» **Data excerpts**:
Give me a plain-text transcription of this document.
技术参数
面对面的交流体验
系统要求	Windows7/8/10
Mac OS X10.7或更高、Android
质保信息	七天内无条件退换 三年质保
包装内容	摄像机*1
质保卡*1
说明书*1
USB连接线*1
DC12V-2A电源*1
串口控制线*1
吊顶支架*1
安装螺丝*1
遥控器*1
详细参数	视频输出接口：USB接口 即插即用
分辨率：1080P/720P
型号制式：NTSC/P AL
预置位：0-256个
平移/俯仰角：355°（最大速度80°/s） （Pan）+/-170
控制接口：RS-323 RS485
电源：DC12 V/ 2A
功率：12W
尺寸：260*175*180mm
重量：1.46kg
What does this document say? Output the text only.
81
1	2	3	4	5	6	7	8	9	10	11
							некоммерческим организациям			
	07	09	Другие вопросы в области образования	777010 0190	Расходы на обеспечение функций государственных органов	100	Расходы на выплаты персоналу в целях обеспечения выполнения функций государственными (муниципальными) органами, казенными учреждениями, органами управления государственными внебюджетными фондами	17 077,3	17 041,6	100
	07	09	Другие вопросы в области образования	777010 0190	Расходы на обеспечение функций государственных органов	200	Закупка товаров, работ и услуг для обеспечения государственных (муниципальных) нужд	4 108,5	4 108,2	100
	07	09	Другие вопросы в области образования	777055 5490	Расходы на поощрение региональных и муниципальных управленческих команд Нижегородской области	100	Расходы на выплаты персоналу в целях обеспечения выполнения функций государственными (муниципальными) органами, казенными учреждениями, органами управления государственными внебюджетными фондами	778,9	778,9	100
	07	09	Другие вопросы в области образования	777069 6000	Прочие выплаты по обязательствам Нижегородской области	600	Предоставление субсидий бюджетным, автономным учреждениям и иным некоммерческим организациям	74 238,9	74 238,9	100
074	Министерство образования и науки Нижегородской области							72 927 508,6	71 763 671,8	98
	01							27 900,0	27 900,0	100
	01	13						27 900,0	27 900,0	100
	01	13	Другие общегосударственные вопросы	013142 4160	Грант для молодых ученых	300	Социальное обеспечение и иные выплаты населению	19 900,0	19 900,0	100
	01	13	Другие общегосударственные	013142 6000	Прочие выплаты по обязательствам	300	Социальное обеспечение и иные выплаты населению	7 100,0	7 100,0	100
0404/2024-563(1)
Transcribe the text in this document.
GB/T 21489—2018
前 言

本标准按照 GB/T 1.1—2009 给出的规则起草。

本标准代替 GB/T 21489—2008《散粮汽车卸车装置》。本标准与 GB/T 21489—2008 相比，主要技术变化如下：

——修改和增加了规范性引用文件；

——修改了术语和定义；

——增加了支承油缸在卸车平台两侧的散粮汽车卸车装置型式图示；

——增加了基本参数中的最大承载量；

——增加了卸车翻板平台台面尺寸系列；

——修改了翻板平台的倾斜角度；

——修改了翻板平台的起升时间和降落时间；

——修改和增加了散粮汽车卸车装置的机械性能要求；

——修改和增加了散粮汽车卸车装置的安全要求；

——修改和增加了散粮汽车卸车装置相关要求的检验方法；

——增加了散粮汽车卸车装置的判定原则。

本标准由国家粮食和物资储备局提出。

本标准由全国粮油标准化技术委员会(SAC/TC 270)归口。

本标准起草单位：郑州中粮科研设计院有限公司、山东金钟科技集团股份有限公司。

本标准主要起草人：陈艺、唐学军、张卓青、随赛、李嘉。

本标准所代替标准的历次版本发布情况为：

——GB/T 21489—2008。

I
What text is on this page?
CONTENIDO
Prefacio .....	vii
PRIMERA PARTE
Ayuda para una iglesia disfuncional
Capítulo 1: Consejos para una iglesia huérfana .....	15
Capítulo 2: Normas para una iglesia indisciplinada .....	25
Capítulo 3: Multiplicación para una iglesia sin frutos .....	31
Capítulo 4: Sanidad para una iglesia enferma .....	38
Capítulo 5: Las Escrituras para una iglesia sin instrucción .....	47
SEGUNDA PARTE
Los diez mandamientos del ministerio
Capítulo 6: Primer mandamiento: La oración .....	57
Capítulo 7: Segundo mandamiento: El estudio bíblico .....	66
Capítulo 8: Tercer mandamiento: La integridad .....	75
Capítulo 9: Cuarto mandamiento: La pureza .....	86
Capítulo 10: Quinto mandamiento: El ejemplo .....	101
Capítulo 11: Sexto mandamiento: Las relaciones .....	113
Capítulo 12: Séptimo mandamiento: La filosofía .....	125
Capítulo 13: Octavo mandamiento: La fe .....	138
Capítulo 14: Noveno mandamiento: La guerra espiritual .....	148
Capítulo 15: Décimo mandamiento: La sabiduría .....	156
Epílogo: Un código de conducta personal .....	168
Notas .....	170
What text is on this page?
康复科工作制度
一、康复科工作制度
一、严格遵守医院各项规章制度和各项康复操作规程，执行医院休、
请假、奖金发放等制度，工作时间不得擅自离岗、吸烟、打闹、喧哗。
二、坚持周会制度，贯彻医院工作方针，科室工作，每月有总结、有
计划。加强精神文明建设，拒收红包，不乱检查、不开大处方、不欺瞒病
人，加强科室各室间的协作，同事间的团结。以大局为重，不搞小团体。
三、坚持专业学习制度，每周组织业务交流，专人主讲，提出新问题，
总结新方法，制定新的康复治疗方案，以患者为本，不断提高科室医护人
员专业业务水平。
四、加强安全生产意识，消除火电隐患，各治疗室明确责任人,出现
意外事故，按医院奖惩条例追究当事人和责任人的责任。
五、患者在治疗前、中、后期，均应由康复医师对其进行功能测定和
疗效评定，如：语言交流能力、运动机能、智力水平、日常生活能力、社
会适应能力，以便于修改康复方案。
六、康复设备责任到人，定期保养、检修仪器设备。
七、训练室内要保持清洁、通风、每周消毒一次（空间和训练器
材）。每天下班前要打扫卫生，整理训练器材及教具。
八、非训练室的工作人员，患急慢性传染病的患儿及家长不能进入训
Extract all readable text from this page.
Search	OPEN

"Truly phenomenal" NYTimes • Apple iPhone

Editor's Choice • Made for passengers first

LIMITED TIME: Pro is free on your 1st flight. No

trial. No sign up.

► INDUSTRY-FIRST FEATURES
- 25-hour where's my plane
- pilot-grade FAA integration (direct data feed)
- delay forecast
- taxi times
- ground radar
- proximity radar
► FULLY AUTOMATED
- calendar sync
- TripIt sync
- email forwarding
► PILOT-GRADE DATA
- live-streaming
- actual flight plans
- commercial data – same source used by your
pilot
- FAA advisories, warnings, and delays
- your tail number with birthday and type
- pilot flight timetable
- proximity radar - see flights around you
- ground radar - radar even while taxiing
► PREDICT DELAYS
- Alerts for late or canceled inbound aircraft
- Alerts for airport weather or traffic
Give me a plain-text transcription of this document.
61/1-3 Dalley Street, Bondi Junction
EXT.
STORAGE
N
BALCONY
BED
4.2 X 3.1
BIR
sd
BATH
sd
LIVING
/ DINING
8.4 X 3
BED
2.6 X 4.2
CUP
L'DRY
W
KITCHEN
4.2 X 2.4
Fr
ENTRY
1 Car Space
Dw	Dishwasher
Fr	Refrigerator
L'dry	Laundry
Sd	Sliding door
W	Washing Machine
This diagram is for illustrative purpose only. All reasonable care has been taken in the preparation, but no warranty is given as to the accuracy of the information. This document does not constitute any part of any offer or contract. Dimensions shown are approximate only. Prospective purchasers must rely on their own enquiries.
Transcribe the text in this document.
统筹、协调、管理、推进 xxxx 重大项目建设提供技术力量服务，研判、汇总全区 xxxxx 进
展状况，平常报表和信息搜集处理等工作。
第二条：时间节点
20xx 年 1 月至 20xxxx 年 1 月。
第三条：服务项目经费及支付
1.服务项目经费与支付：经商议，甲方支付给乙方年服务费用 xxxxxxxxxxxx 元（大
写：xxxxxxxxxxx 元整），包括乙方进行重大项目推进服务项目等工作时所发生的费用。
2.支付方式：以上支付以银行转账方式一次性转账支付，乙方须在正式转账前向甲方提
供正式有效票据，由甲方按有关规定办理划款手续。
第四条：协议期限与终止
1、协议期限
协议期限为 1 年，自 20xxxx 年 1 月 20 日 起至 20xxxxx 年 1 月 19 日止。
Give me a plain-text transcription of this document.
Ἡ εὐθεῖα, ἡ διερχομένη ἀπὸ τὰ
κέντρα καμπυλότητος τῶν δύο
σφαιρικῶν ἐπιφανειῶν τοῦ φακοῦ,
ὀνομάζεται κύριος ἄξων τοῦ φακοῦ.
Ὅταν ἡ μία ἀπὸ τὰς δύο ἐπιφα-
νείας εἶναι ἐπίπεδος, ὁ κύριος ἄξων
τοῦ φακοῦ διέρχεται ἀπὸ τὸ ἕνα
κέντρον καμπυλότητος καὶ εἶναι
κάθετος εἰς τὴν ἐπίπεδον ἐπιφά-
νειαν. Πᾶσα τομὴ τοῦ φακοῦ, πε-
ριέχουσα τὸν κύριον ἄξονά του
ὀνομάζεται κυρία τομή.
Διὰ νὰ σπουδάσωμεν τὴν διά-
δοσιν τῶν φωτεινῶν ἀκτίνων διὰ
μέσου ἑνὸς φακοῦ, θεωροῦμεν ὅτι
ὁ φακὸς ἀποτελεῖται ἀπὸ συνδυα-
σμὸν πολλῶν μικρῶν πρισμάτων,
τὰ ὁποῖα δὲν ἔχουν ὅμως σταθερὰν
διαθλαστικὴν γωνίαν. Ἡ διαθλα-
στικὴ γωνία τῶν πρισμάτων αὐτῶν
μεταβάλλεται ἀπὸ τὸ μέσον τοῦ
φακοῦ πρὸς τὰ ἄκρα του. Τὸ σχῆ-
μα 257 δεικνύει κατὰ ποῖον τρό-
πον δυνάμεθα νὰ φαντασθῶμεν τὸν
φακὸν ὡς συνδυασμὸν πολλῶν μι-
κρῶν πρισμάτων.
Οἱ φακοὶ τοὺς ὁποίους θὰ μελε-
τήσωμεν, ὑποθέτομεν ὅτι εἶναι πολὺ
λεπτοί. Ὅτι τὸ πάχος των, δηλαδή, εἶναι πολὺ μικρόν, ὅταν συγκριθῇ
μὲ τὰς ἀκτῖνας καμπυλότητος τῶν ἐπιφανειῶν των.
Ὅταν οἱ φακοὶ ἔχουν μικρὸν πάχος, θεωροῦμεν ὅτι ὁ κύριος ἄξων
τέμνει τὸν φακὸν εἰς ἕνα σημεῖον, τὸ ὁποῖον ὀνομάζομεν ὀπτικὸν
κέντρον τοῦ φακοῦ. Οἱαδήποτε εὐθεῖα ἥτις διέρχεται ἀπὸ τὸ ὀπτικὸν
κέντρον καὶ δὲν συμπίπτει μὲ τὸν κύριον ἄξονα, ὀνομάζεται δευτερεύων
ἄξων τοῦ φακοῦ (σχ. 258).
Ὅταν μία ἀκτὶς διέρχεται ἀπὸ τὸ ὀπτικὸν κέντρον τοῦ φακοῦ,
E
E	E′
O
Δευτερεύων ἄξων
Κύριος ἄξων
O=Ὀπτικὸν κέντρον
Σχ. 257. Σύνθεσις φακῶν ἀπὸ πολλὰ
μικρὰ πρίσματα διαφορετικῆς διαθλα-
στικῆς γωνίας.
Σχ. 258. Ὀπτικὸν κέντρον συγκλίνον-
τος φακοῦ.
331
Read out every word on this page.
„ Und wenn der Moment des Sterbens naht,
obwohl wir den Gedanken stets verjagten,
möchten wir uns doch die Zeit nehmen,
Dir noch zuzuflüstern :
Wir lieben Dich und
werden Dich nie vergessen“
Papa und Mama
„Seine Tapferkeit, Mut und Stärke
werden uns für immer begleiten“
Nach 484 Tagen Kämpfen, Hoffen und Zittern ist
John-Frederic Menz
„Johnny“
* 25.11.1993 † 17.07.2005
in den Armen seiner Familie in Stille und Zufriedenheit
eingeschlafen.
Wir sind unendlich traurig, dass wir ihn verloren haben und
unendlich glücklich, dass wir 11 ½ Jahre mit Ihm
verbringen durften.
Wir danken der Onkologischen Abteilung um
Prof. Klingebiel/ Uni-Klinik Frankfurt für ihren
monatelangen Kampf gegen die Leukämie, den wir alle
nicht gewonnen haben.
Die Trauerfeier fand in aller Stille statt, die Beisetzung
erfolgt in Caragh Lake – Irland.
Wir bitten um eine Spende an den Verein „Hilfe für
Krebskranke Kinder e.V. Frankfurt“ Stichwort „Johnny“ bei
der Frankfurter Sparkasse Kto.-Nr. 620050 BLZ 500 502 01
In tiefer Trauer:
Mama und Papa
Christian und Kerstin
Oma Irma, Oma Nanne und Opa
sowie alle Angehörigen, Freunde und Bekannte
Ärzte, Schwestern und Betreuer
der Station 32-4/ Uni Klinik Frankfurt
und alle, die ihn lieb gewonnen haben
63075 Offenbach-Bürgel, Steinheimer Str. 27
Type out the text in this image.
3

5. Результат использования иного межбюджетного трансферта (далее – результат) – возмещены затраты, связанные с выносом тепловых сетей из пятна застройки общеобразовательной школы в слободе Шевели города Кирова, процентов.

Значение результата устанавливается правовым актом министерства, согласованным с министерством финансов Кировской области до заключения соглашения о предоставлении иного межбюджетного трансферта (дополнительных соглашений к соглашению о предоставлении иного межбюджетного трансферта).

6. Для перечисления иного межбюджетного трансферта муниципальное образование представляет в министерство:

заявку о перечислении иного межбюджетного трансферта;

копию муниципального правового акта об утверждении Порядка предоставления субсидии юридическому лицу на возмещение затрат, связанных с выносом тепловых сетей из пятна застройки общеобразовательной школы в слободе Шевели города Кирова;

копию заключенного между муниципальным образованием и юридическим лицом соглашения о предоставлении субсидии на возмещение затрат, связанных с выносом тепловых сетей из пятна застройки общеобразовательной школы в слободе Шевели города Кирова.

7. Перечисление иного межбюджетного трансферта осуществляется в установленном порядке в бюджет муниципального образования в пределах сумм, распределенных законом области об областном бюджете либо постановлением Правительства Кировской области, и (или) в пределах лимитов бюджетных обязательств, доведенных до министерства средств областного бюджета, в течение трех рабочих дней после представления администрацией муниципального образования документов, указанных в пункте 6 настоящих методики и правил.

» **Required work**: From the listing above, collect each line in which the string "gewonnen" appears.

» **Exercise solution**:
nicht gewonnen haben.
und alle, die ihn lieb gewonnen haben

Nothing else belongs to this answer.